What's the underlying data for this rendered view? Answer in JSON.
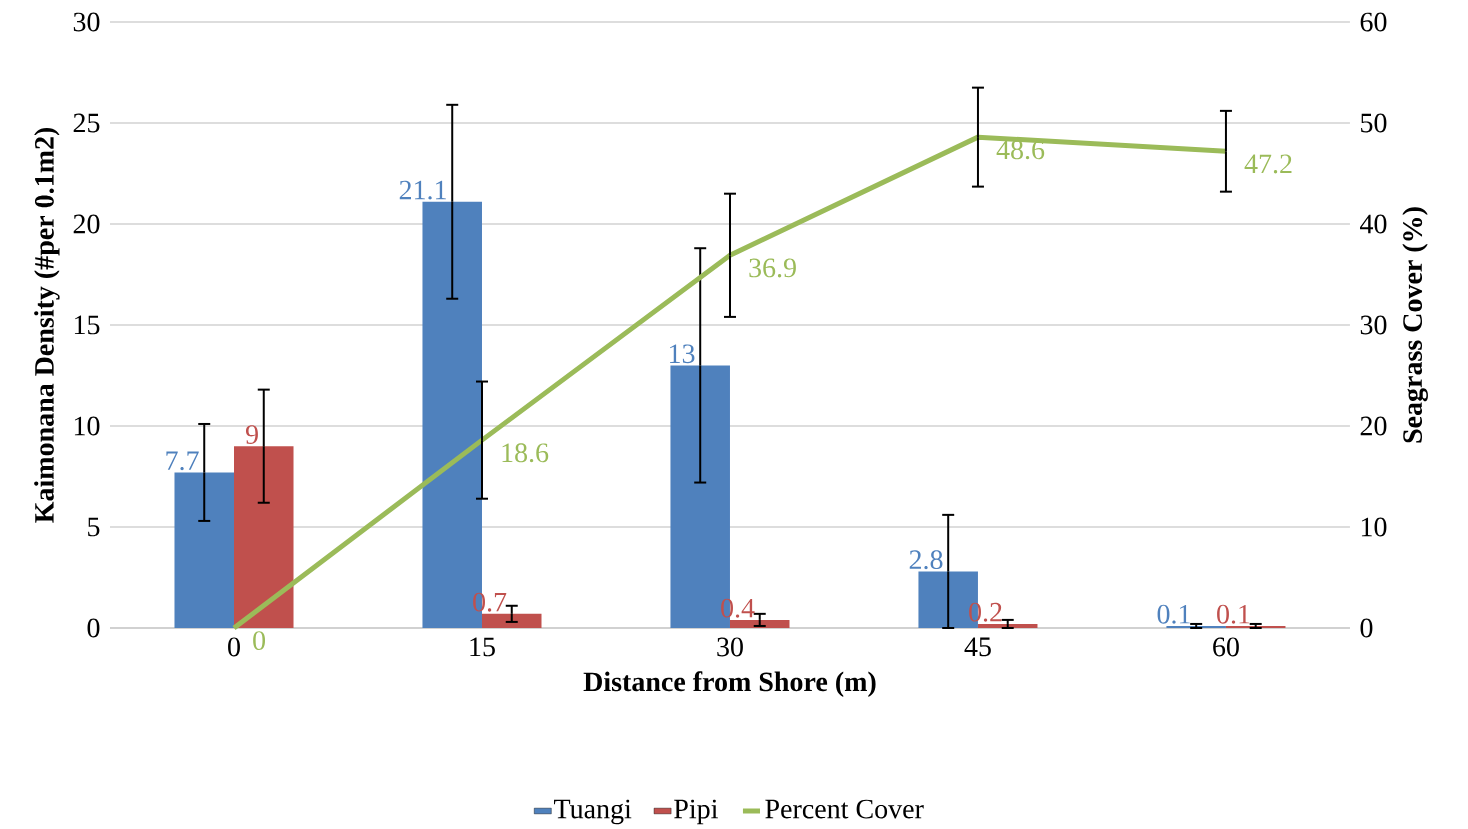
{
  "chart_data": {
    "type": "bar",
    "xlabel": "Distance from Shore (m)",
    "ylabel": "Kaimonana Density (#per 0.1m2)",
    "y2label": "Seagrass Cover (%)",
    "categories": [
      "0",
      "15",
      "30",
      "45",
      "60"
    ],
    "series": [
      {
        "name": "Tuangi",
        "color": "#4f81bd",
        "values": [
          7.7,
          21.1,
          13,
          2.8,
          0.1
        ],
        "errors": [
          2.4,
          4.8,
          5.8,
          2.8,
          0.1
        ]
      },
      {
        "name": "Pipi",
        "color": "#c0504d",
        "values": [
          9,
          0.7,
          0.4,
          0.2,
          0.1
        ],
        "errors": [
          2.8,
          0.4,
          0.3,
          0.2,
          0.1
        ]
      },
      {
        "name": "Percent Cover",
        "type": "line",
        "axis": "y2",
        "color": "#9bbb59",
        "values": [
          0,
          18.6,
          36.9,
          48.6,
          47.2
        ],
        "errors": [
          null,
          5.8,
          6.1,
          4.9,
          4.0
        ]
      }
    ],
    "ylim": [
      0,
      30
    ],
    "yticks": [
      0,
      5,
      10,
      15,
      20,
      25,
      30
    ],
    "y2lim": [
      0,
      60
    ],
    "y2ticks": [
      0,
      10,
      20,
      30,
      40,
      50,
      60
    ],
    "grid": "y",
    "legend": "bottom",
    "data_labels": true
  }
}
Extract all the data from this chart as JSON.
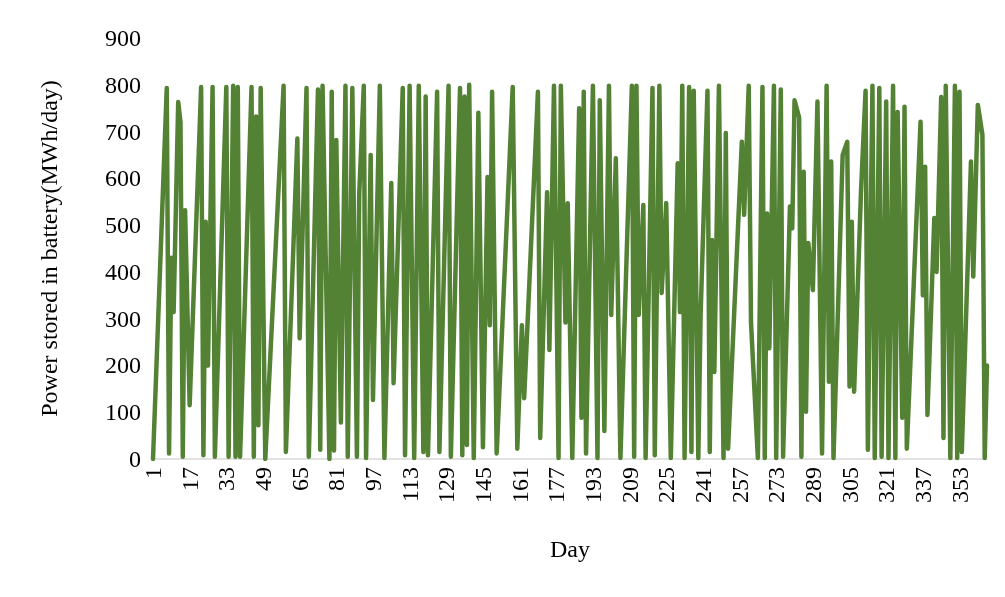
{
  "chart_data": {
    "type": "line",
    "xlabel": "Day",
    "ylabel": "Power stored in battery(MWh/day)",
    "xlim": [
      1,
      365
    ],
    "xticks": [
      1,
      17,
      33,
      49,
      65,
      81,
      97,
      113,
      129,
      145,
      161,
      177,
      193,
      209,
      225,
      241,
      257,
      273,
      289,
      305,
      321,
      337,
      353
    ],
    "ylim": [
      0,
      900
    ],
    "yticks": [
      0,
      100,
      200,
      300,
      400,
      500,
      600,
      700,
      800,
      900
    ],
    "grid": false,
    "marker": "none",
    "line_style": "solid",
    "series": [
      {
        "color": "#548235",
        "x": [
          1,
          7,
          8,
          9,
          10,
          12,
          13,
          14,
          15,
          17,
          22,
          23,
          24,
          25,
          27,
          28,
          33,
          34,
          36,
          37,
          38,
          39,
          44,
          45,
          46,
          47,
          48,
          50,
          58,
          59,
          64,
          65,
          68,
          69,
          73,
          74,
          75,
          78,
          79,
          80,
          81,
          83,
          85,
          86,
          88,
          90,
          91,
          93,
          94,
          96,
          97,
          100,
          102,
          105,
          106,
          110,
          111,
          113,
          115,
          117,
          119,
          120,
          121,
          125,
          126,
          130,
          131,
          135,
          136,
          137,
          138,
          139,
          141,
          143,
          145,
          147,
          148,
          149,
          151,
          158,
          160,
          162,
          163,
          169,
          170,
          173,
          174,
          176,
          178,
          179,
          181,
          182,
          184,
          187,
          188,
          189,
          190,
          193,
          195,
          196,
          198,
          200,
          201,
          203,
          205,
          210,
          211,
          212,
          213,
          215,
          216,
          219,
          220,
          222,
          223,
          225,
          227,
          230,
          231,
          232,
          233,
          235,
          236,
          237,
          239,
          240,
          243,
          244,
          245,
          246,
          248,
          250,
          251,
          252,
          258,
          259,
          261,
          262,
          265,
          267,
          268,
          269,
          270,
          272,
          273,
          275,
          276,
          279,
          280,
          281,
          283,
          284,
          285,
          286,
          287,
          289,
          291,
          293,
          295,
          296,
          297,
          298,
          302,
          304,
          305,
          306,
          307,
          310,
          312,
          313,
          315,
          316,
          318,
          319,
          321,
          322,
          324,
          325,
          326,
          328,
          329,
          330,
          336,
          337,
          338,
          339,
          342,
          343,
          345,
          346,
          347,
          349,
          351,
          352,
          353,
          354,
          358,
          359,
          361,
          363,
          364,
          365
        ],
        "values": [
          0,
          793,
          12,
          430,
          314,
          763,
          720,
          5,
          532,
          115,
          795,
          8,
          507,
          200,
          795,
          5,
          795,
          5,
          798,
          5,
          795,
          5,
          795,
          5,
          732,
          72,
          793,
          0,
          798,
          15,
          685,
          258,
          793,
          5,
          790,
          20,
          798,
          0,
          785,
          18,
          682,
          78,
          798,
          5,
          793,
          5,
          565,
          798,
          2,
          650,
          126,
          798,
          2,
          590,
          162,
          793,
          8,
          798,
          2,
          798,
          15,
          775,
          8,
          785,
          15,
          798,
          5,
          793,
          8,
          775,
          30,
          800,
          2,
          740,
          25,
          603,
          286,
          785,
          12,
          795,
          22,
          286,
          130,
          785,
          45,
          570,
          233,
          798,
          2,
          798,
          292,
          547,
          2,
          750,
          88,
          785,
          12,
          798,
          2,
          767,
          60,
          798,
          308,
          643,
          2,
          798,
          5,
          798,
          308,
          543,
          2,
          793,
          8,
          798,
          355,
          547,
          2,
          632,
          314,
          798,
          2,
          795,
          15,
          787,
          2,
          308,
          787,
          15,
          468,
          186,
          798,
          2,
          697,
          22,
          678,
          522,
          798,
          292,
          2,
          795,
          2,
          525,
          237,
          798,
          2,
          790,
          5,
          540,
          493,
          767,
          730,
          5,
          614,
          101,
          462,
          361,
          764,
          12,
          798,
          165,
          636,
          2,
          650,
          678,
          155,
          507,
          144,
          571,
          787,
          20,
          798,
          2,
          793,
          5,
          764,
          2,
          798,
          2,
          742,
          88,
          753,
          22,
          721,
          350,
          625,
          94,
          515,
          400,
          774,
          45,
          798,
          2,
          798,
          2,
          785,
          15,
          636,
          390,
          757,
          693,
          2,
          200
        ]
      }
    ]
  }
}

::::::::::

Written instruction: Quote each entry above verbatim and drop the pictures.

Response to this task:
What's the underlying data for this rendered view? Answer in JSON.
{
  "chart_data": {
    "type": "bar",
    "xlabel": "Distance from Shore (m)",
    "ylabel": "Kaimonana Density (#per 0.1m2)",
    "y2label": "Seagrass Cover (%)",
    "categories": [
      "0",
      "15",
      "30",
      "45",
      "60"
    ],
    "series": [
      {
        "name": "Tuangi",
        "color": "#4f81bd",
        "values": [
          7.7,
          21.1,
          13,
          2.8,
          0.1
        ],
        "errors": [
          2.4,
          4.8,
          5.8,
          2.8,
          0.1
        ]
      },
      {
        "name": "Pipi",
        "color": "#c0504d",
        "values": [
          9,
          0.7,
          0.4,
          0.2,
          0.1
        ],
        "errors": [
          2.8,
          0.4,
          0.3,
          0.2,
          0.1
        ]
      },
      {
        "name": "Percent Cover",
        "type": "line",
        "axis": "y2",
        "color": "#9bbb59",
        "values": [
          0,
          18.6,
          36.9,
          48.6,
          47.2
        ],
        "errors": [
          null,
          5.8,
          6.1,
          4.9,
          4.0
        ]
      }
    ],
    "ylim": [
      0,
      30
    ],
    "yticks": [
      0,
      5,
      10,
      15,
      20,
      25,
      30
    ],
    "y2lim": [
      0,
      60
    ],
    "y2ticks": [
      0,
      10,
      20,
      30,
      40,
      50,
      60
    ],
    "grid": "y",
    "legend": "bottom",
    "data_labels": true
  }
}
Extract all the data from this chart as JSON.
{
  "chart_data": {
    "type": "line",
    "xlabel": "Day",
    "ylabel": "Power stored in battery(MWh/day)",
    "xlim": [
      1,
      365
    ],
    "xticks": [
      1,
      17,
      33,
      49,
      65,
      81,
      97,
      113,
      129,
      145,
      161,
      177,
      193,
      209,
      225,
      241,
      257,
      273,
      289,
      305,
      321,
      337,
      353
    ],
    "ylim": [
      0,
      900
    ],
    "yticks": [
      0,
      100,
      200,
      300,
      400,
      500,
      600,
      700,
      800,
      900
    ],
    "grid": false,
    "marker": "none",
    "line_style": "solid",
    "series": [
      {
        "color": "#548235",
        "x": [
          1,
          7,
          8,
          9,
          10,
          12,
          13,
          14,
          15,
          17,
          22,
          23,
          24,
          25,
          27,
          28,
          33,
          34,
          36,
          37,
          38,
          39,
          44,
          45,
          46,
          47,
          48,
          50,
          58,
          59,
          64,
          65,
          68,
          69,
          73,
          74,
          75,
          78,
          79,
          80,
          81,
          83,
          85,
          86,
          88,
          90,
          91,
          93,
          94,
          96,
          97,
          100,
          102,
          105,
          106,
          110,
          111,
          113,
          115,
          117,
          119,
          120,
          121,
          125,
          126,
          130,
          131,
          135,
          136,
          137,
          138,
          139,
          141,
          143,
          145,
          147,
          148,
          149,
          151,
          158,
          160,
          162,
          163,
          169,
          170,
          173,
          174,
          176,
          178,
          179,
          181,
          182,
          184,
          187,
          188,
          189,
          190,
          193,
          195,
          196,
          198,
          200,
          201,
          203,
          205,
          210,
          211,
          212,
          213,
          215,
          216,
          219,
          220,
          222,
          223,
          225,
          227,
          230,
          231,
          232,
          233,
          235,
          236,
          237,
          239,
          240,
          243,
          244,
          245,
          246,
          248,
          250,
          251,
          252,
          258,
          259,
          261,
          262,
          265,
          267,
          268,
          269,
          270,
          272,
          273,
          275,
          276,
          279,
          280,
          281,
          283,
          284,
          285,
          286,
          287,
          289,
          291,
          293,
          295,
          296,
          297,
          298,
          302,
          304,
          305,
          306,
          307,
          310,
          312,
          313,
          315,
          316,
          318,
          319,
          321,
          322,
          324,
          325,
          326,
          328,
          329,
          330,
          336,
          337,
          338,
          339,
          342,
          343,
          345,
          346,
          347,
          349,
          351,
          352,
          353,
          354,
          358,
          359,
          361,
          363,
          364,
          365
        ],
        "values": [
          0,
          793,
          12,
          430,
          314,
          763,
          720,
          5,
          532,
          115,
          795,
          8,
          507,
          200,
          795,
          5,
          795,
          5,
          798,
          5,
          795,
          5,
          795,
          5,
          732,
          72,
          793,
          0,
          798,
          15,
          685,
          258,
          793,
          5,
          790,
          20,
          798,
          0,
          785,
          18,
          682,
          78,
          798,
          5,
          793,
          5,
          565,
          798,
          2,
          650,
          126,
          798,
          2,
          590,
          162,
          793,
          8,
          798,
          2,
          798,
          15,
          775,
          8,
          785,
          15,
          798,
          5,
          793,
          8,
          775,
          30,
          800,
          2,
          740,
          25,
          603,
          286,
          785,
          12,
          795,
          22,
          286,
          130,
          785,
          45,
          570,
          233,
          798,
          2,
          798,
          292,
          547,
          2,
          750,
          88,
          785,
          12,
          798,
          2,
          767,
          60,
          798,
          308,
          643,
          2,
          798,
          5,
          798,
          308,
          543,
          2,
          793,
          8,
          798,
          355,
          547,
          2,
          632,
          314,
          798,
          2,
          795,
          15,
          787,
          2,
          308,
          787,
          15,
          468,
          186,
          798,
          2,
          697,
          22,
          678,
          522,
          798,
          292,
          2,
          795,
          2,
          525,
          237,
          798,
          2,
          790,
          5,
          540,
          493,
          767,
          730,
          5,
          614,
          101,
          462,
          361,
          764,
          12,
          798,
          165,
          636,
          2,
          650,
          678,
          155,
          507,
          144,
          571,
          787,
          20,
          798,
          2,
          793,
          5,
          764,
          2,
          798,
          2,
          742,
          88,
          753,
          22,
          721,
          350,
          625,
          94,
          515,
          400,
          774,
          45,
          798,
          2,
          798,
          2,
          785,
          15,
          636,
          390,
          757,
          693,
          2,
          200
        ]
      }
    ]
  }
}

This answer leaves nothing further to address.